Problem statement
All lines holding the string "challenge" are to be shown.

— BEGIN Data provided —

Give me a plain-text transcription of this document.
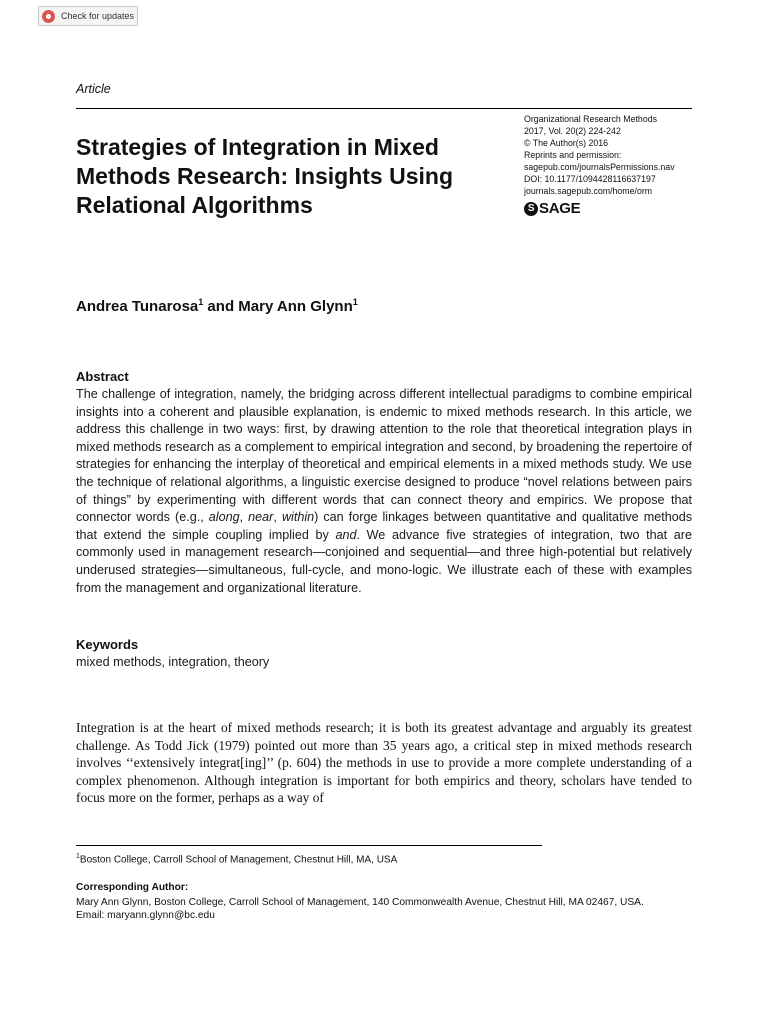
Check for updates
Article
Strategies of Integration in Mixed Methods Research: Insights Using Relational Algorithms
Organizational Research Methods
2017, Vol. 20(2) 224-242
© The Author(s) 2016
Reprints and permission:
sagepub.com/journalsPermissions.nav
DOI: 10.1177/1094428116637197
journals.sagepub.com/home/orm
S SAGE
Andrea Tunarosa$^1$ and Mary Ann Glynn$^1$
Abstract

The challenge of integration, namely, the bridging across different intellectual paradigms to combine empirical insights into a coherent and plausible explanation, is endemic to mixed methods research. In this article, we address this challenge in two ways: first, by drawing attention to the role that theoretical integration plays in mixed methods research as a complement to empirical integration and second, by broadening the repertoire of strategies for enhancing the interplay of theoretical and empirical elements in a mixed methods study. We use the technique of relational algorithms, a linguistic exercise designed to produce “novel relations between pairs of things” by experimenting with different words that can connect theory and empirics. We propose that connector words (e.g., along, near, within) can forge linkages between quantitative and qualitative methods that extend the simple coupling implied by and. We advance five strategies of integration, two that are commonly used in management research—conjoined and sequential—and three high-potential but relatively underused strategies—simultaneous, full-cycle, and mono-logic. We illustrate each of these with examples from the management and organizational literature.

Keywords
mixed methods, integration, theory

Integration is at the heart of mixed methods research; it is both its greatest advantage and arguably its greatest challenge. As Todd Jick (1979) pointed out more than 35 years ago, a critical step in mixed methods research involves ‘‘extensively integrat[ing]’’ (p. 604) the methods in use to provide a more complete understanding of a complex phenomenon. Although integration is important for both empirics and theory, scholars have tended to focus more on the former, perhaps as a way of

$^1$Boston College, Carroll School of Management, Chestnut Hill, MA, USA
Corresponding Author:
Mary Ann Glynn, Boston College, Carroll School of Management, 140 Commonwealth Avenue, Chestnut Hill, MA 02467, USA.
Email: maryann.glynn@bc.edu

— END Data provided —

Finished answer
The challenge of integration, namely, the bridging across different intellectual paradigms to combine empirical insights into a coherent and plausible explanation, is endemic to mixed methods research. In this article, we address this challenge in two ways: first, by drawing attention to the role that theoretical integration plays in mixed methods research as a complement to empirical integration and second, by broadening the repertoire of strategies for enhancing the interplay of theoretical and empirical elements in a mixed methods study. We use the technique of relational algorithms, a linguistic exercise designed to produce “novel relations between pairs of things” by experimenting with different words that can connect theory and empirics. We propose that connector words (e.g., along, near, within) can forge linkages between quantitative and qualitative methods that extend the simple coupling implied by and. We advance five strategies of integration, two that are commonly used in management research—conjoined and sequential—and three high-potential but relatively underused strategies—simultaneous, full-cycle, and mono-logic. We illustrate each of these with examples from the management and organizational literature.
Integration is at the heart of mixed methods research; it is both its greatest advantage and arguably its greatest challenge. As Todd Jick (1979) pointed out more than 35 years ago, a critical step in mixed methods research involves ‘‘extensively integrat[ing]’’ (p. 604) the methods in use to provide a more complete understanding of a complex phenomenon. Although integration is important for both empirics and theory, scholars have tended to focus more on the former, perhaps as a way of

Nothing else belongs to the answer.